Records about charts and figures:
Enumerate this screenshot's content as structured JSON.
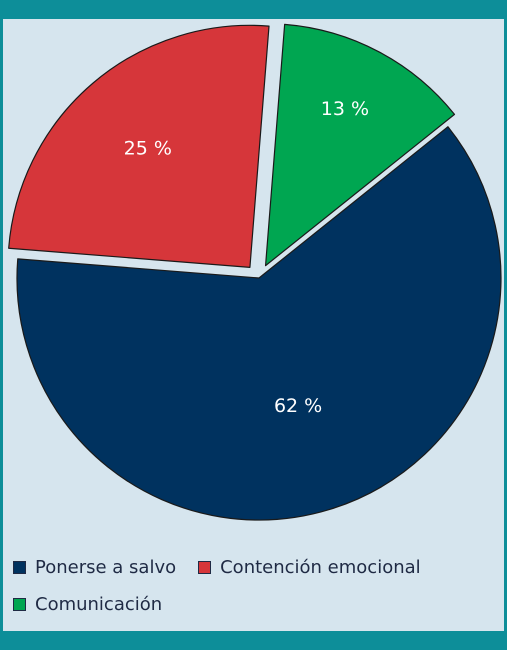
{
  "chart_data": {
    "type": "pie",
    "title": "",
    "slices": [
      {
        "label": "Ponerse a salvo",
        "value": 62,
        "value_label": "62 %",
        "color": "#00325f"
      },
      {
        "label": "Contención emocional",
        "value": 25,
        "value_label": "25 %",
        "color": "#d6363a"
      },
      {
        "label": "Comunicación",
        "value": 13,
        "value_label": "13 %",
        "color": "#00a651"
      }
    ],
    "legend_position": "bottom-left",
    "frame_color": "#0d8e99",
    "background_color": "#d6e5ee"
  },
  "legend": {
    "items": [
      {
        "label": "Ponerse a salvo",
        "color": "#00325f"
      },
      {
        "label": "Contención emocional",
        "color": "#d6363a"
      },
      {
        "label": "Comunicación",
        "color": "#00a651"
      }
    ]
  }
}
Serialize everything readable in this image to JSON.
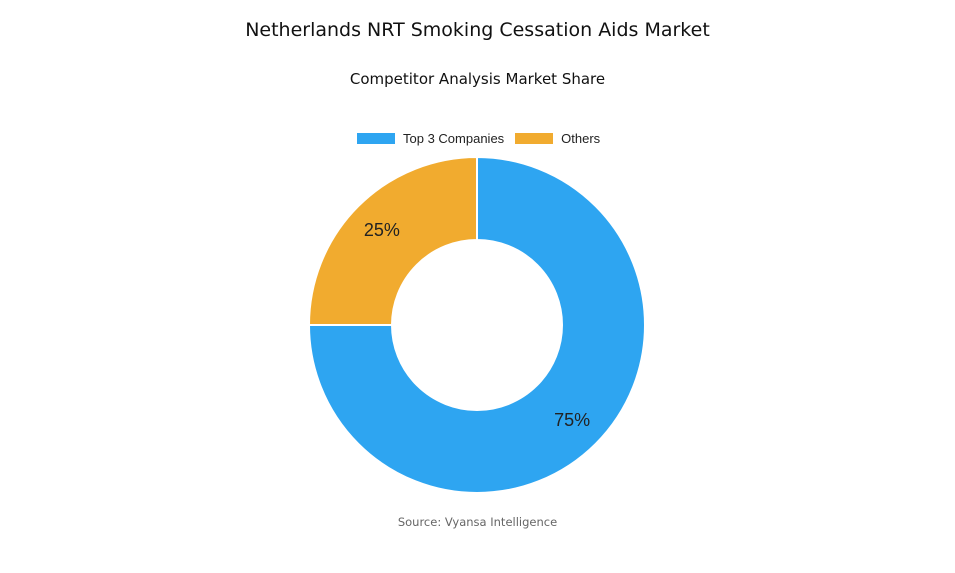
{
  "chart_data": {
    "type": "pie",
    "variant": "donut",
    "title": "Netherlands NRT Smoking Cessation Aids Market",
    "subtitle": "Competitor Analysis Market Share",
    "legend_position": "top",
    "categories": [
      "Top 3 Companies",
      "Others"
    ],
    "values": [
      75,
      25
    ],
    "data_labels": [
      "75%",
      "25%"
    ],
    "colors": [
      "#2EA5F1",
      "#F1AB2F"
    ]
  },
  "source": "Source: Vyansa Intelligence"
}
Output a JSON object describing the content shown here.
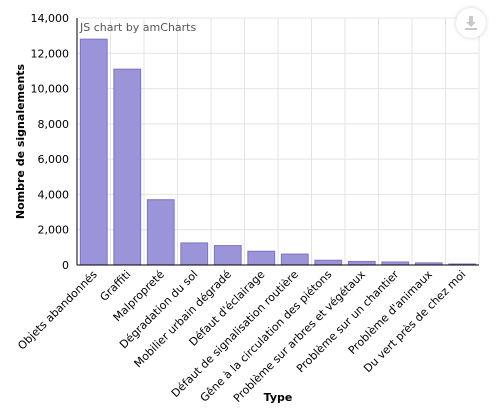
{
  "credit": "JS chart by amCharts",
  "export_icon": "download-icon",
  "chart_data": {
    "type": "bar",
    "title": "",
    "xlabel": "Type",
    "ylabel": "Nombre de signalements",
    "ylim": [
      0,
      14000
    ],
    "yticks": [
      "0",
      "2,000",
      "4,000",
      "6,000",
      "8,000",
      "10,000",
      "12,000",
      "14,000"
    ],
    "grid": true,
    "bar_color": "#9b94d8",
    "bar_stroke": "#7b73c6",
    "categories": [
      "Objets abandonnés",
      "Graffiti",
      "Malpropreté",
      "Dégradation du sol",
      "Mobilier urbain dégradé",
      "Défaut d'éclairage",
      "Défaut de signalisation routière",
      "Gêne à la circulation des piétons",
      "Problème sur arbres et végétaux",
      "Problème sur un chantier",
      "Problème d'animaux",
      "Du vert près de chez moi"
    ],
    "values": [
      12800,
      11100,
      3700,
      1250,
      1100,
      780,
      620,
      270,
      200,
      170,
      120,
      10
    ]
  }
}
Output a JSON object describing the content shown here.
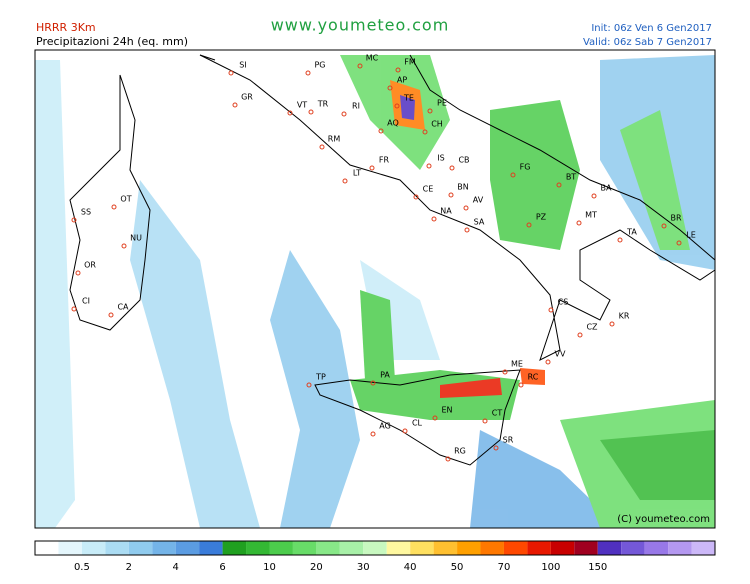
{
  "header": {
    "model": "HRRR 3Km",
    "product": "Precipitazioni 24h (eq. mm)",
    "site": "www.youmeteo.com",
    "init": "Init: 06z Ven  6  Gen2017",
    "valid": "Valid: 06z Sab  7  Gen2017"
  },
  "copyright": "(C) youmeteo.com",
  "cities": [
    "SI",
    "PG",
    "MC",
    "FM",
    "AP",
    "GR",
    "VT",
    "TR",
    "RI",
    "TE",
    "PE",
    "AQ",
    "CH",
    "RM",
    "FR",
    "IS",
    "CB",
    "FG",
    "BT",
    "BA",
    "LT",
    "CE",
    "BN",
    "AV",
    "NA",
    "SA",
    "PZ",
    "MT",
    "TA",
    "BR",
    "LE",
    "OT",
    "SS",
    "NU",
    "OR",
    "CI",
    "CA",
    "CS",
    "KR",
    "CZ",
    "VV",
    "ME",
    "RC",
    "TP",
    "PA",
    "AG",
    "CL",
    "EN",
    "CT",
    "SR",
    "RG"
  ],
  "legend": {
    "colors": [
      "#ffffff",
      "#e4f6fc",
      "#c8ecf8",
      "#abdcf3",
      "#90cbee",
      "#74b4e8",
      "#5b9ce2",
      "#3a7cda",
      "#20a020",
      "#34b834",
      "#4ccc4c",
      "#68dc68",
      "#88e888",
      "#a8f0a8",
      "#c8f8c0",
      "#fff8a0",
      "#ffe060",
      "#ffc030",
      "#ffa000",
      "#ff7800",
      "#ff4800",
      "#e81800",
      "#c80000",
      "#a00020",
      "#5030c0",
      "#7458d8",
      "#9878e8",
      "#b498f0",
      "#ccb8f8"
    ],
    "labels": [
      0.5,
      2,
      4,
      6,
      10,
      20,
      30,
      40,
      50,
      70,
      100,
      150
    ]
  }
}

SET EXERCISE:
Transcribe every line from the records above without alteration, and leave out the images.

SOLUTION TO THIS TASK:
Enumerate this screenshot's content as structured JSON.
{
  "chart_data": {
    "type": "pie",
    "title": "",
    "slices": [
      {
        "label": "Ponerse a salvo",
        "value": 62,
        "value_label": "62 %",
        "color": "#00325f"
      },
      {
        "label": "Contención emocional",
        "value": 25,
        "value_label": "25 %",
        "color": "#d6363a"
      },
      {
        "label": "Comunicación",
        "value": 13,
        "value_label": "13 %",
        "color": "#00a651"
      }
    ],
    "legend_position": "bottom-left",
    "frame_color": "#0d8e99",
    "background_color": "#d6e5ee"
  },
  "legend": {
    "items": [
      {
        "label": "Ponerse a salvo",
        "color": "#00325f"
      },
      {
        "label": "Contención emocional",
        "color": "#d6363a"
      },
      {
        "label": "Comunicación",
        "color": "#00a651"
      }
    ]
  }
}
Serialize everything readable in this image to JSON.
{
  "chart_data": {
    "type": "pie",
    "variant": "donut",
    "title": "Netherlands NRT Smoking Cessation Aids Market",
    "subtitle": "Competitor Analysis Market Share",
    "legend_position": "top",
    "categories": [
      "Top 3 Companies",
      "Others"
    ],
    "values": [
      75,
      25
    ],
    "data_labels": [
      "75%",
      "25%"
    ],
    "colors": [
      "#2EA5F1",
      "#F1AB2F"
    ]
  },
  "source": "Source: Vyansa Intelligence"
}
Output a JSON object describing the content shown here.
{
  "credit": "JS chart by amCharts",
  "export_icon": "download-icon",
  "chart_data": {
    "type": "bar",
    "title": "",
    "xlabel": "Type",
    "ylabel": "Nombre de signalements",
    "ylim": [
      0,
      14000
    ],
    "yticks": [
      "0",
      "2,000",
      "4,000",
      "6,000",
      "8,000",
      "10,000",
      "12,000",
      "14,000"
    ],
    "grid": true,
    "bar_color": "#9b94d8",
    "bar_stroke": "#7b73c6",
    "categories": [
      "Objets abandonnés",
      "Graffiti",
      "Malpropreté",
      "Dégradation du sol",
      "Mobilier urbain dégradé",
      "Défaut d'éclairage",
      "Défaut de signalisation routière",
      "Gêne à la circulation des piétons",
      "Problème sur arbres et végétaux",
      "Problème sur un chantier",
      "Problème d'animaux",
      "Du vert près de chez moi"
    ],
    "values": [
      12800,
      11100,
      3700,
      1250,
      1100,
      780,
      620,
      270,
      200,
      170,
      120,
      10
    ]
  }
}
Output a JSON object describing the content shown here.
{
  "header": {
    "model": "HRRR 3Km",
    "product": "Precipitazioni 24h (eq. mm)",
    "site": "www.youmeteo.com",
    "init": "Init: 06z Ven  6  Gen2017",
    "valid": "Valid: 06z Sab  7  Gen2017"
  },
  "copyright": "(C) youmeteo.com",
  "cities": [
    "SI",
    "PG",
    "MC",
    "FM",
    "AP",
    "GR",
    "VT",
    "TR",
    "RI",
    "TE",
    "PE",
    "AQ",
    "CH",
    "RM",
    "FR",
    "IS",
    "CB",
    "FG",
    "BT",
    "BA",
    "LT",
    "CE",
    "BN",
    "AV",
    "NA",
    "SA",
    "PZ",
    "MT",
    "TA",
    "BR",
    "LE",
    "OT",
    "SS",
    "NU",
    "OR",
    "CI",
    "CA",
    "CS",
    "KR",
    "CZ",
    "VV",
    "ME",
    "RC",
    "TP",
    "PA",
    "AG",
    "CL",
    "EN",
    "CT",
    "SR",
    "RG"
  ],
  "legend": {
    "colors": [
      "#ffffff",
      "#e4f6fc",
      "#c8ecf8",
      "#abdcf3",
      "#90cbee",
      "#74b4e8",
      "#5b9ce2",
      "#3a7cda",
      "#20a020",
      "#34b834",
      "#4ccc4c",
      "#68dc68",
      "#88e888",
      "#a8f0a8",
      "#c8f8c0",
      "#fff8a0",
      "#ffe060",
      "#ffc030",
      "#ffa000",
      "#ff7800",
      "#ff4800",
      "#e81800",
      "#c80000",
      "#a00020",
      "#5030c0",
      "#7458d8",
      "#9878e8",
      "#b498f0",
      "#ccb8f8"
    ],
    "labels": [
      0.5,
      2,
      4,
      6,
      10,
      20,
      30,
      40,
      50,
      70,
      100,
      150
    ]
  }
}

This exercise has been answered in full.